-- START OF Material to process --
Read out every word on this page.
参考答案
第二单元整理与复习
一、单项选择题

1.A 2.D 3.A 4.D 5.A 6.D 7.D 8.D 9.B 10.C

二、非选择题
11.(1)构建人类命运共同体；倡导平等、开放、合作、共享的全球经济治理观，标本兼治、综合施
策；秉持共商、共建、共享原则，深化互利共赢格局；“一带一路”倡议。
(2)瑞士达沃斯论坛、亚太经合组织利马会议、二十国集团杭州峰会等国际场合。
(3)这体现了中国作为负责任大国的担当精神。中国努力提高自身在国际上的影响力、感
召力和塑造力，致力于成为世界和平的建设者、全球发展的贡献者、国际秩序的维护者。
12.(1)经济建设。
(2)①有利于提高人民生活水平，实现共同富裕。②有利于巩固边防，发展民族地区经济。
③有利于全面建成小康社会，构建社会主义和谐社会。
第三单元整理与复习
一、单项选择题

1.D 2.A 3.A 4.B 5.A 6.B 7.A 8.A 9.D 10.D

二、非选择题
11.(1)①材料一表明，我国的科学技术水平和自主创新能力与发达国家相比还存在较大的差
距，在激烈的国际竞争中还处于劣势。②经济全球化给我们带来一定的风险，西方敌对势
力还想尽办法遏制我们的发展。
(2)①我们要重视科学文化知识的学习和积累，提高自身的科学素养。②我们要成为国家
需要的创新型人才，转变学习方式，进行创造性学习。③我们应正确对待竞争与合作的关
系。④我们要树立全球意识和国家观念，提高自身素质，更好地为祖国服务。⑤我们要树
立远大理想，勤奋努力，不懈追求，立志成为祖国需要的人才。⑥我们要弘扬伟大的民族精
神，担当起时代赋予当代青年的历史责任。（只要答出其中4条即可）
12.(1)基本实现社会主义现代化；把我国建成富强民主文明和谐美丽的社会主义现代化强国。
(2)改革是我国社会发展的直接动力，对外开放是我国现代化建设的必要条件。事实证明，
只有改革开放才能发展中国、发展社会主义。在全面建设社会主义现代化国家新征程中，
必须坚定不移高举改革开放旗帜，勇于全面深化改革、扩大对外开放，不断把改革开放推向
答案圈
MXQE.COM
-- END OF Material to process --
▶ Goal
Copy the material above verbatim.

▶ Final result
Read out every word on this page.
参考答案
第二单元整理与复习
一、单项选择题

1.A 2.D 3.A 4.D 5.A 6.D 7.D 8.D 9.B 10.C

二、非选择题
11.(1)构建人类命运共同体；倡导平等、开放、合作、共享的全球经济治理观，标本兼治、综合施
策；秉持共商、共建、共享原则，深化互利共赢格局；“一带一路”倡议。
(2)瑞士达沃斯论坛、亚太经合组织利马会议、二十国集团杭州峰会等国际场合。
(3)这体现了中国作为负责任大国的担当精神。中国努力提高自身在国际上的影响力、感
召力和塑造力，致力于成为世界和平的建设者、全球发展的贡献者、国际秩序的维护者。
12.(1)经济建设。
(2)①有利于提高人民生活水平，实现共同富裕。②有利于巩固边防，发展民族地区经济。
③有利于全面建成小康社会，构建社会主义和谐社会。
第三单元整理与复习
一、单项选择题

1.D 2.A 3.A 4.B 5.A 6.B 7.A 8.A 9.D 10.D

二、非选择题
11.(1)①材料一表明，我国的科学技术水平和自主创新能力与发达国家相比还存在较大的差
距，在激烈的国际竞争中还处于劣势。②经济全球化给我们带来一定的风险，西方敌对势
力还想尽办法遏制我们的发展。
(2)①我们要重视科学文化知识的学习和积累，提高自身的科学素养。②我们要成为国家
需要的创新型人才，转变学习方式，进行创造性学习。③我们应正确对待竞争与合作的关
系。④我们要树立全球意识和国家观念，提高自身素质，更好地为祖国服务。⑤我们要树
立远大理想，勤奋努力，不懈追求，立志成为祖国需要的人才。⑥我们要弘扬伟大的民族精
神，担当起时代赋予当代青年的历史责任。（只要答出其中4条即可）
12.(1)基本实现社会主义现代化；把我国建成富强民主文明和谐美丽的社会主义现代化强国。
(2)改革是我国社会发展的直接动力，对外开放是我国现代化建设的必要条件。事实证明，
只有改革开放才能发展中国、发展社会主义。在全面建设社会主义现代化国家新征程中，
必须坚定不移高举改革开放旗帜，勇于全面深化改革、扩大对外开放，不断把改革开放推向
答案圈
MXQE.COM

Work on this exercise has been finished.